Your task is to transcribe the records exactly, skipping every image.

====== MATERIAL SUPPLIED ======

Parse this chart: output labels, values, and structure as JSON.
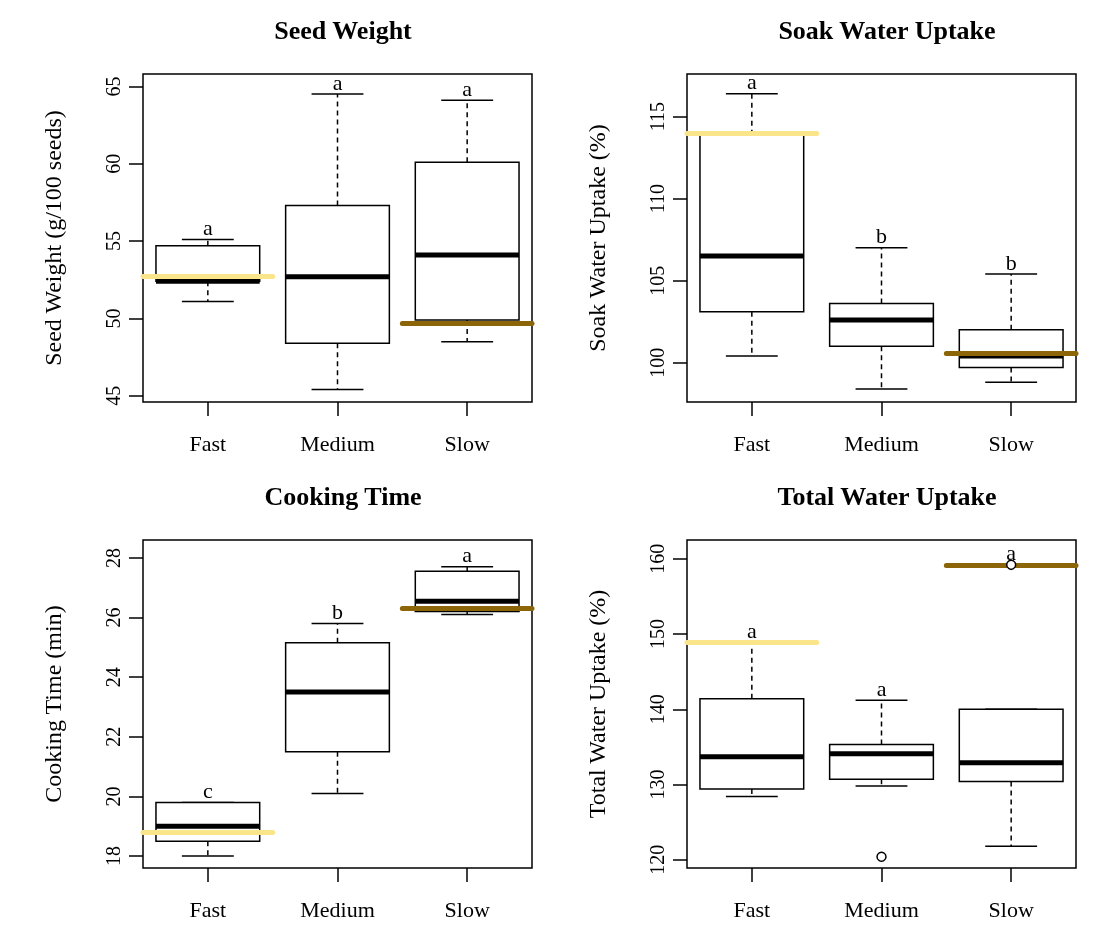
{
  "chart_data": [
    {
      "type": "box",
      "title": "Seed Weight",
      "ylabel": "Seed Weight (g/100 seeds)",
      "categories": [
        "Fast",
        "Medium",
        "Slow"
      ],
      "ylim": [
        44.6,
        65.8
      ],
      "yticks": [
        45,
        50,
        55,
        60,
        65
      ],
      "boxes": [
        {
          "low": 51.1,
          "q1": 52.4,
          "median": 52.4,
          "q3": 54.7,
          "high": 55.1
        },
        {
          "low": 45.4,
          "q1": 48.4,
          "median": 52.7,
          "q3": 57.3,
          "high": 64.5
        },
        {
          "low": 48.5,
          "q1": 49.9,
          "median": 54.1,
          "q3": 60.1,
          "high": 64.1
        }
      ],
      "ref_lines": [
        {
          "axis": "y",
          "value": 52.7,
          "color": "#fbe58a"
        },
        {
          "axis": "y",
          "value": 49.7,
          "color": "#8b6508"
        }
      ],
      "annotations": [
        {
          "text": "a",
          "x": "Fast",
          "y": 55.1
        },
        {
          "text": "a",
          "x": "Medium",
          "y": 64.5
        },
        {
          "text": "a",
          "x": "Slow",
          "y": 64.1
        }
      ]
    },
    {
      "type": "box",
      "title": "Soak Water Uptake",
      "ylabel": "Soak Water Uptake (%)",
      "categories": [
        "Fast",
        "Medium",
        "Slow"
      ],
      "ylim": [
        97.6,
        117.6
      ],
      "yticks": [
        100,
        105,
        110,
        115
      ],
      "boxes": [
        {
          "low": 100.4,
          "q1": 103.1,
          "median": 106.5,
          "q3": 113.9,
          "high": 116.4
        },
        {
          "low": 98.4,
          "q1": 101.0,
          "median": 102.6,
          "q3": 103.6,
          "high": 107.0
        },
        {
          "low": 98.8,
          "q1": 99.7,
          "median": 100.4,
          "q3": 102.0,
          "high": 105.4
        }
      ],
      "ref_lines": [
        {
          "axis": "y",
          "value": 114.0,
          "color": "#fbe58a"
        },
        {
          "axis": "y",
          "value": 100.6,
          "color": "#8b6508"
        }
      ],
      "annotations": [
        {
          "text": "a",
          "x": "Fast",
          "y": 116.4
        },
        {
          "text": "b",
          "x": "Medium",
          "y": 107.0
        },
        {
          "text": "b",
          "x": "Slow",
          "y": 105.4
        }
      ]
    },
    {
      "type": "box",
      "title": "Cooking Time",
      "ylabel": "Cooking Time (min)",
      "categories": [
        "Fast",
        "Medium",
        "Slow"
      ],
      "ylim": [
        17.6,
        28.6
      ],
      "yticks": [
        18,
        20,
        22,
        24,
        26,
        28
      ],
      "boxes": [
        {
          "low": 18.0,
          "q1": 18.5,
          "median": 19.0,
          "q3": 19.8,
          "high": 19.8
        },
        {
          "low": 20.1,
          "q1": 21.5,
          "median": 23.5,
          "q3": 25.15,
          "high": 25.8
        },
        {
          "low": 26.1,
          "q1": 26.2,
          "median": 26.55,
          "q3": 27.55,
          "high": 27.7
        }
      ],
      "ref_lines": [
        {
          "axis": "y",
          "value": 18.8,
          "color": "#fbe58a"
        },
        {
          "axis": "y",
          "value": 26.3,
          "color": "#8b6508"
        }
      ],
      "annotations": [
        {
          "text": "c",
          "x": "Fast",
          "y": 19.8
        },
        {
          "text": "b",
          "x": "Medium",
          "y": 25.8
        },
        {
          "text": "a",
          "x": "Slow",
          "y": 27.7
        }
      ]
    },
    {
      "type": "box",
      "title": "Total Water Uptake",
      "ylabel": "Total Water Uptake (%)",
      "categories": [
        "Fast",
        "Medium",
        "Slow"
      ],
      "ylim": [
        118.9,
        162.5
      ],
      "yticks": [
        120,
        130,
        140,
        150,
        160
      ],
      "boxes": [
        {
          "low": 128.4,
          "q1": 129.4,
          "median": 133.7,
          "q3": 141.4,
          "high": 148.9
        },
        {
          "low": 129.8,
          "q1": 130.7,
          "median": 134.1,
          "q3": 135.3,
          "high": 141.2,
          "outliers": [
            120.4
          ]
        },
        {
          "low": 121.8,
          "q1": 130.4,
          "median": 132.9,
          "q3": 140.0,
          "high": 140.0,
          "outliers": [
            159.2
          ]
        }
      ],
      "ref_lines": [
        {
          "axis": "y",
          "value": 148.9,
          "color": "#fbe58a"
        },
        {
          "axis": "y",
          "value": 159.2,
          "color": "#8b6508"
        }
      ],
      "annotations": [
        {
          "text": "a",
          "x": "Fast",
          "y": 148.9
        },
        {
          "text": "a",
          "x": "Medium",
          "y": 141.2
        },
        {
          "text": "a",
          "x": "Slow",
          "y": 159.2
        }
      ]
    }
  ]
}
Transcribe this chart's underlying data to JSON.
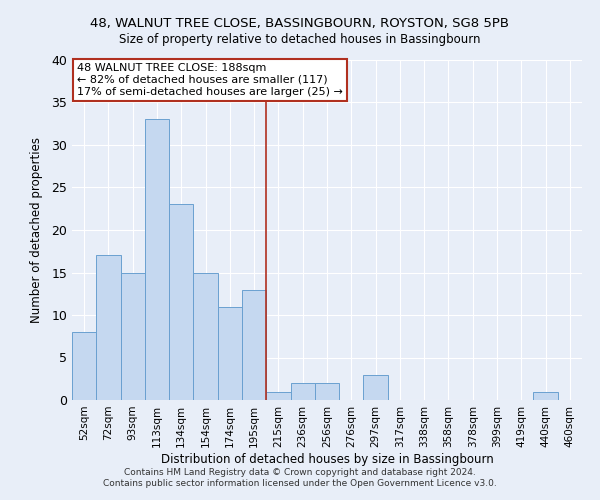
{
  "title1": "48, WALNUT TREE CLOSE, BASSINGBOURN, ROYSTON, SG8 5PB",
  "title2": "Size of property relative to detached houses in Bassingbourn",
  "xlabel": "Distribution of detached houses by size in Bassingbourn",
  "ylabel": "Number of detached properties",
  "footer1": "Contains HM Land Registry data © Crown copyright and database right 2024.",
  "footer2": "Contains public sector information licensed under the Open Government Licence v3.0.",
  "bin_labels": [
    "52sqm",
    "72sqm",
    "93sqm",
    "113sqm",
    "134sqm",
    "154sqm",
    "174sqm",
    "195sqm",
    "215sqm",
    "236sqm",
    "256sqm",
    "276sqm",
    "297sqm",
    "317sqm",
    "338sqm",
    "358sqm",
    "378sqm",
    "399sqm",
    "419sqm",
    "440sqm",
    "460sqm"
  ],
  "bar_values": [
    8,
    17,
    15,
    33,
    23,
    15,
    11,
    13,
    1,
    2,
    2,
    0,
    3,
    0,
    0,
    0,
    0,
    0,
    0,
    1,
    0
  ],
  "bar_color": "#c5d8f0",
  "bar_edgecolor": "#6aa0d0",
  "bg_color": "#e8eef8",
  "grid_color": "#ffffff",
  "vline_x_idx": 7,
  "vline_color": "#b03020",
  "annotation_line1": "48 WALNUT TREE CLOSE: 188sqm",
  "annotation_line2": "← 82% of detached houses are smaller (117)",
  "annotation_line3": "17% of semi-detached houses are larger (25) →",
  "annotation_box_color": "#b03020",
  "ylim": [
    0,
    40
  ],
  "yticks": [
    0,
    5,
    10,
    15,
    20,
    25,
    30,
    35,
    40
  ]
}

======

- _SOLUTION BELOW_
Parse this chart: output labels, values, and structure as JSON.
{
  "chart_data": [
    {
      "type": "box",
      "title": "Seed Weight",
      "ylabel": "Seed Weight (g/100 seeds)",
      "categories": [
        "Fast",
        "Medium",
        "Slow"
      ],
      "ylim": [
        44.6,
        65.8
      ],
      "yticks": [
        45,
        50,
        55,
        60,
        65
      ],
      "boxes": [
        {
          "low": 51.1,
          "q1": 52.4,
          "median": 52.4,
          "q3": 54.7,
          "high": 55.1
        },
        {
          "low": 45.4,
          "q1": 48.4,
          "median": 52.7,
          "q3": 57.3,
          "high": 64.5
        },
        {
          "low": 48.5,
          "q1": 49.9,
          "median": 54.1,
          "q3": 60.1,
          "high": 64.1
        }
      ],
      "ref_lines": [
        {
          "axis": "y",
          "value": 52.7,
          "color": "#fbe58a"
        },
        {
          "axis": "y",
          "value": 49.7,
          "color": "#8b6508"
        }
      ],
      "annotations": [
        {
          "text": "a",
          "x": "Fast",
          "y": 55.1
        },
        {
          "text": "a",
          "x": "Medium",
          "y": 64.5
        },
        {
          "text": "a",
          "x": "Slow",
          "y": 64.1
        }
      ]
    },
    {
      "type": "box",
      "title": "Soak Water Uptake",
      "ylabel": "Soak Water Uptake (%)",
      "categories": [
        "Fast",
        "Medium",
        "Slow"
      ],
      "ylim": [
        97.6,
        117.6
      ],
      "yticks": [
        100,
        105,
        110,
        115
      ],
      "boxes": [
        {
          "low": 100.4,
          "q1": 103.1,
          "median": 106.5,
          "q3": 113.9,
          "high": 116.4
        },
        {
          "low": 98.4,
          "q1": 101.0,
          "median": 102.6,
          "q3": 103.6,
          "high": 107.0
        },
        {
          "low": 98.8,
          "q1": 99.7,
          "median": 100.4,
          "q3": 102.0,
          "high": 105.4
        }
      ],
      "ref_lines": [
        {
          "axis": "y",
          "value": 114.0,
          "color": "#fbe58a"
        },
        {
          "axis": "y",
          "value": 100.6,
          "color": "#8b6508"
        }
      ],
      "annotations": [
        {
          "text": "a",
          "x": "Fast",
          "y": 116.4
        },
        {
          "text": "b",
          "x": "Medium",
          "y": 107.0
        },
        {
          "text": "b",
          "x": "Slow",
          "y": 105.4
        }
      ]
    },
    {
      "type": "box",
      "title": "Cooking Time",
      "ylabel": "Cooking Time (min)",
      "categories": [
        "Fast",
        "Medium",
        "Slow"
      ],
      "ylim": [
        17.6,
        28.6
      ],
      "yticks": [
        18,
        20,
        22,
        24,
        26,
        28
      ],
      "boxes": [
        {
          "low": 18.0,
          "q1": 18.5,
          "median": 19.0,
          "q3": 19.8,
          "high": 19.8
        },
        {
          "low": 20.1,
          "q1": 21.5,
          "median": 23.5,
          "q3": 25.15,
          "high": 25.8
        },
        {
          "low": 26.1,
          "q1": 26.2,
          "median": 26.55,
          "q3": 27.55,
          "high": 27.7
        }
      ],
      "ref_lines": [
        {
          "axis": "y",
          "value": 18.8,
          "color": "#fbe58a"
        },
        {
          "axis": "y",
          "value": 26.3,
          "color": "#8b6508"
        }
      ],
      "annotations": [
        {
          "text": "c",
          "x": "Fast",
          "y": 19.8
        },
        {
          "text": "b",
          "x": "Medium",
          "y": 25.8
        },
        {
          "text": "a",
          "x": "Slow",
          "y": 27.7
        }
      ]
    },
    {
      "type": "box",
      "title": "Total Water Uptake",
      "ylabel": "Total Water Uptake (%)",
      "categories": [
        "Fast",
        "Medium",
        "Slow"
      ],
      "ylim": [
        118.9,
        162.5
      ],
      "yticks": [
        120,
        130,
        140,
        150,
        160
      ],
      "boxes": [
        {
          "low": 128.4,
          "q1": 129.4,
          "median": 133.7,
          "q3": 141.4,
          "high": 148.9
        },
        {
          "low": 129.8,
          "q1": 130.7,
          "median": 134.1,
          "q3": 135.3,
          "high": 141.2,
          "outliers": [
            120.4
          ]
        },
        {
          "low": 121.8,
          "q1": 130.4,
          "median": 132.9,
          "q3": 140.0,
          "high": 140.0,
          "outliers": [
            159.2
          ]
        }
      ],
      "ref_lines": [
        {
          "axis": "y",
          "value": 148.9,
          "color": "#fbe58a"
        },
        {
          "axis": "y",
          "value": 159.2,
          "color": "#8b6508"
        }
      ],
      "annotations": [
        {
          "text": "a",
          "x": "Fast",
          "y": 148.9
        },
        {
          "text": "a",
          "x": "Medium",
          "y": 141.2
        },
        {
          "text": "a",
          "x": "Slow",
          "y": 159.2
        }
      ]
    }
  ]
}
Transcribe this chart's underlying data to JSON.
{
  "title1": "48, WALNUT TREE CLOSE, BASSINGBOURN, ROYSTON, SG8 5PB",
  "title2": "Size of property relative to detached houses in Bassingbourn",
  "xlabel": "Distribution of detached houses by size in Bassingbourn",
  "ylabel": "Number of detached properties",
  "footer1": "Contains HM Land Registry data © Crown copyright and database right 2024.",
  "footer2": "Contains public sector information licensed under the Open Government Licence v3.0.",
  "bin_labels": [
    "52sqm",
    "72sqm",
    "93sqm",
    "113sqm",
    "134sqm",
    "154sqm",
    "174sqm",
    "195sqm",
    "215sqm",
    "236sqm",
    "256sqm",
    "276sqm",
    "297sqm",
    "317sqm",
    "338sqm",
    "358sqm",
    "378sqm",
    "399sqm",
    "419sqm",
    "440sqm",
    "460sqm"
  ],
  "bar_values": [
    8,
    17,
    15,
    33,
    23,
    15,
    11,
    13,
    1,
    2,
    2,
    0,
    3,
    0,
    0,
    0,
    0,
    0,
    0,
    1,
    0
  ],
  "bar_color": "#c5d8f0",
  "bar_edgecolor": "#6aa0d0",
  "bg_color": "#e8eef8",
  "grid_color": "#ffffff",
  "vline_x_idx": 7,
  "vline_color": "#b03020",
  "annotation_line1": "48 WALNUT TREE CLOSE: 188sqm",
  "annotation_line2": "← 82% of detached houses are smaller (117)",
  "annotation_line3": "17% of semi-detached houses are larger (25) →",
  "annotation_box_color": "#b03020",
  "ylim": [
    0,
    40
  ],
  "yticks": [
    0,
    5,
    10,
    15,
    20,
    25,
    30,
    35,
    40
  ]
}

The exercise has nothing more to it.